Work to do. Below are some records; repeat them all exactly, minus the pictures.

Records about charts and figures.
(begin)

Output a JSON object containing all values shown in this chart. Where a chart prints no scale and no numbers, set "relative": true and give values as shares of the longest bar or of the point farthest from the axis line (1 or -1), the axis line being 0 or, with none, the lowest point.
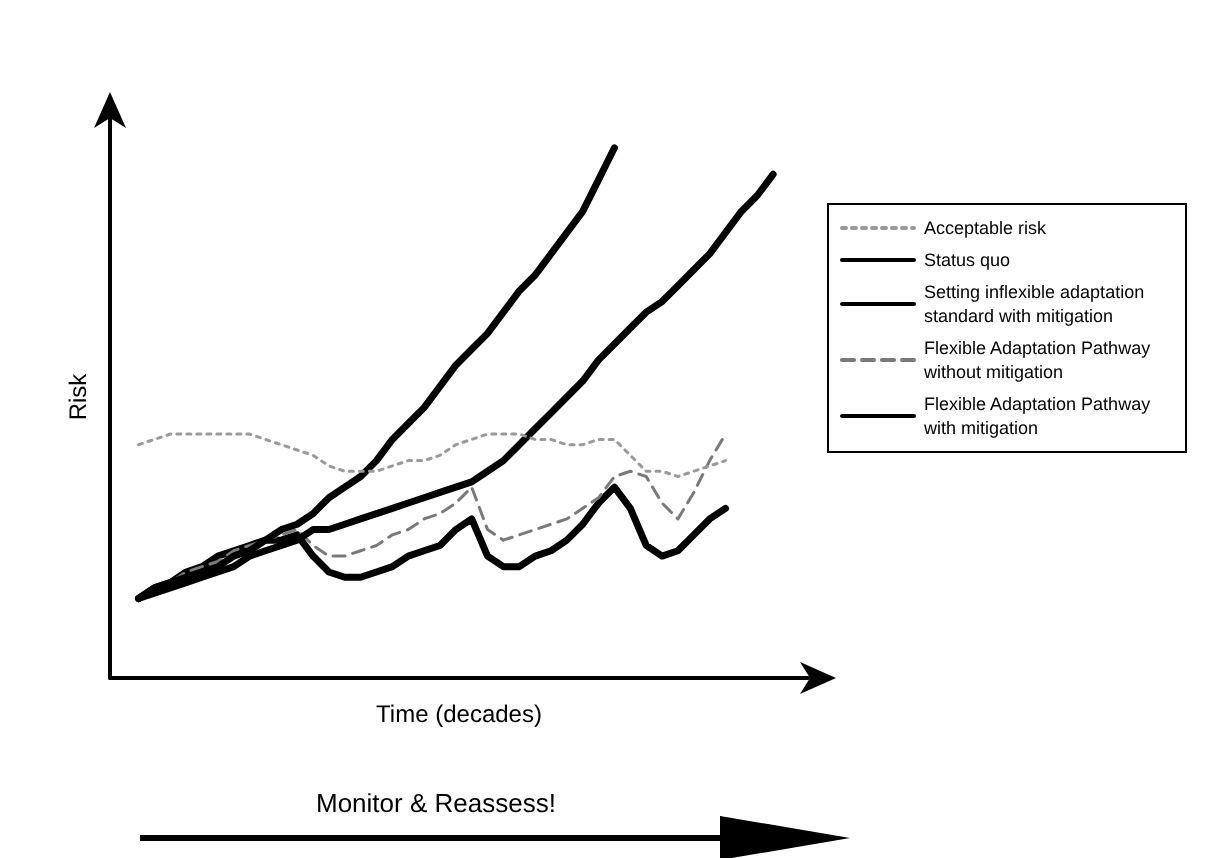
{
  "chart_data": {
    "type": "line",
    "relative": true,
    "xlabel": "Time (decades)",
    "ylabel": "Risk",
    "legend": "top right",
    "grid": false,
    "marker": "none",
    "categories": [
      null,
      null,
      null,
      null,
      null,
      null,
      null,
      null,
      null,
      null,
      null,
      null,
      null,
      null,
      null,
      null,
      null,
      null,
      null,
      null,
      null,
      null,
      null,
      null,
      null,
      null,
      null,
      null,
      null,
      null,
      null,
      null,
      null,
      null,
      null,
      null,
      null,
      null,
      null,
      null,
      null
    ],
    "series": [
      {
        "name": "Acceptable risk",
        "color": "#9a9a9a",
        "line_style": "dotted",
        "values": [
          0.44,
          0.45,
          0.46,
          0.46,
          0.46,
          0.46,
          0.46,
          0.46,
          0.45,
          0.44,
          0.43,
          0.42,
          0.4,
          0.39,
          0.39,
          0.39,
          0.4,
          0.41,
          0.41,
          0.42,
          0.44,
          0.45,
          0.46,
          0.46,
          0.46,
          0.45,
          0.45,
          0.44,
          0.44,
          0.45,
          0.45,
          0.42,
          0.39,
          0.39,
          0.38,
          0.39,
          0.4,
          0.41,
          null,
          null,
          null
        ]
      },
      {
        "name": "Status quo",
        "color": "#000000",
        "line_style": "solid",
        "values": [
          0.15,
          0.17,
          0.18,
          0.19,
          0.2,
          0.21,
          0.23,
          0.24,
          0.26,
          0.28,
          0.29,
          0.31,
          0.34,
          0.36,
          0.38,
          0.41,
          0.45,
          0.48,
          0.51,
          0.55,
          0.59,
          0.62,
          0.65,
          0.69,
          0.73,
          0.76,
          0.8,
          0.84,
          0.88,
          0.94,
          1.0,
          null,
          null,
          null,
          null,
          null,
          null,
          null,
          null,
          null,
          null
        ]
      },
      {
        "name": "Setting inflexible adaptation standard with mitigation",
        "color": "#000000",
        "line_style": "solid",
        "values": [
          0.15,
          0.16,
          0.17,
          0.18,
          0.19,
          0.2,
          0.21,
          0.23,
          0.24,
          0.25,
          0.26,
          0.28,
          0.28,
          0.29,
          0.3,
          0.31,
          0.32,
          0.33,
          0.34,
          0.35,
          0.36,
          0.37,
          0.39,
          0.41,
          0.44,
          0.47,
          0.5,
          0.53,
          0.56,
          0.6,
          0.63,
          0.66,
          0.69,
          0.71,
          0.74,
          0.77,
          0.8,
          0.84,
          0.88,
          0.91,
          0.95
        ]
      },
      {
        "name": "Flexible Adaptation Pathway without mitigation",
        "color": "#7a7a7a",
        "line_style": "dashed",
        "values": [
          0.15,
          0.17,
          0.18,
          0.2,
          0.21,
          0.22,
          0.24,
          0.25,
          0.26,
          0.27,
          0.28,
          0.25,
          0.23,
          0.23,
          0.24,
          0.25,
          0.27,
          0.28,
          0.3,
          0.31,
          0.33,
          0.36,
          0.28,
          0.26,
          0.27,
          0.28,
          0.29,
          0.3,
          0.32,
          0.34,
          0.38,
          0.39,
          0.38,
          0.33,
          0.3,
          0.35,
          0.41,
          0.46,
          null,
          null,
          null
        ]
      },
      {
        "name": "Flexible Adaptation Pathway with mitigation",
        "color": "#000000",
        "line_style": "solid",
        "values": [
          0.15,
          0.17,
          0.18,
          0.2,
          0.21,
          0.23,
          0.24,
          0.25,
          0.26,
          0.26,
          0.27,
          0.23,
          0.2,
          0.19,
          0.19,
          0.2,
          0.21,
          0.23,
          0.24,
          0.25,
          0.28,
          0.3,
          0.23,
          0.21,
          0.21,
          0.23,
          0.24,
          0.26,
          0.29,
          0.33,
          0.36,
          0.32,
          0.25,
          0.23,
          0.24,
          0.27,
          0.3,
          0.32,
          null,
          null,
          null
        ]
      }
    ],
    "annotations": [
      "Monitor & Reassess!"
    ]
  }
}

(end)

Full response.
Output a JSON object containing all values shown in this chart. Where a chart prints no scale and no numbers, set "relative": true and give values as shares of the longest bar or of the point farthest from the axis line (1 or -1), the axis line being 0 or, with none, the lowest point.
{
  "chart_data": {
    "type": "line",
    "relative": true,
    "xlabel": "Time (decades)",
    "ylabel": "Risk",
    "legend": "top right",
    "grid": false,
    "marker": "none",
    "categories": [
      null,
      null,
      null,
      null,
      null,
      null,
      null,
      null,
      null,
      null,
      null,
      null,
      null,
      null,
      null,
      null,
      null,
      null,
      null,
      null,
      null,
      null,
      null,
      null,
      null,
      null,
      null,
      null,
      null,
      null,
      null,
      null,
      null,
      null,
      null,
      null,
      null,
      null,
      null,
      null,
      null
    ],
    "series": [
      {
        "name": "Acceptable risk",
        "color": "#9a9a9a",
        "line_style": "dotted",
        "values": [
          0.44,
          0.45,
          0.46,
          0.46,
          0.46,
          0.46,
          0.46,
          0.46,
          0.45,
          0.44,
          0.43,
          0.42,
          0.4,
          0.39,
          0.39,
          0.39,
          0.4,
          0.41,
          0.41,
          0.42,
          0.44,
          0.45,
          0.46,
          0.46,
          0.46,
          0.45,
          0.45,
          0.44,
          0.44,
          0.45,
          0.45,
          0.42,
          0.39,
          0.39,
          0.38,
          0.39,
          0.4,
          0.41,
          null,
          null,
          null
        ]
      },
      {
        "name": "Status quo",
        "color": "#000000",
        "line_style": "solid",
        "values": [
          0.15,
          0.17,
          0.18,
          0.19,
          0.2,
          0.21,
          0.23,
          0.24,
          0.26,
          0.28,
          0.29,
          0.31,
          0.34,
          0.36,
          0.38,
          0.41,
          0.45,
          0.48,
          0.51,
          0.55,
          0.59,
          0.62,
          0.65,
          0.69,
          0.73,
          0.76,
          0.8,
          0.84,
          0.88,
          0.94,
          1.0,
          null,
          null,
          null,
          null,
          null,
          null,
          null,
          null,
          null,
          null
        ]
      },
      {
        "name": "Setting inflexible adaptation standard with mitigation",
        "color": "#000000",
        "line_style": "solid",
        "values": [
          0.15,
          0.16,
          0.17,
          0.18,
          0.19,
          0.2,
          0.21,
          0.23,
          0.24,
          0.25,
          0.26,
          0.28,
          0.28,
          0.29,
          0.3,
          0.31,
          0.32,
          0.33,
          0.34,
          0.35,
          0.36,
          0.37,
          0.39,
          0.41,
          0.44,
          0.47,
          0.5,
          0.53,
          0.56,
          0.6,
          0.63,
          0.66,
          0.69,
          0.71,
          0.74,
          0.77,
          0.8,
          0.84,
          0.88,
          0.91,
          0.95
        ]
      },
      {
        "name": "Flexible Adaptation Pathway without mitigation",
        "color": "#7a7a7a",
        "line_style": "dashed",
        "values": [
          0.15,
          0.17,
          0.18,
          0.2,
          0.21,
          0.22,
          0.24,
          0.25,
          0.26,
          0.27,
          0.28,
          0.25,
          0.23,
          0.23,
          0.24,
          0.25,
          0.27,
          0.28,
          0.3,
          0.31,
          0.33,
          0.36,
          0.28,
          0.26,
          0.27,
          0.28,
          0.29,
          0.3,
          0.32,
          0.34,
          0.38,
          0.39,
          0.38,
          0.33,
          0.3,
          0.35,
          0.41,
          0.46,
          null,
          null,
          null
        ]
      },
      {
        "name": "Flexible Adaptation Pathway with mitigation",
        "color": "#000000",
        "line_style": "solid",
        "values": [
          0.15,
          0.17,
          0.18,
          0.2,
          0.21,
          0.23,
          0.24,
          0.25,
          0.26,
          0.26,
          0.27,
          0.23,
          0.2,
          0.19,
          0.19,
          0.2,
          0.21,
          0.23,
          0.24,
          0.25,
          0.28,
          0.3,
          0.23,
          0.21,
          0.21,
          0.23,
          0.24,
          0.26,
          0.29,
          0.33,
          0.36,
          0.32,
          0.25,
          0.23,
          0.24,
          0.27,
          0.3,
          0.32,
          null,
          null,
          null
        ]
      }
    ],
    "annotations": [
      "Monitor & Reassess!"
    ]
  }
}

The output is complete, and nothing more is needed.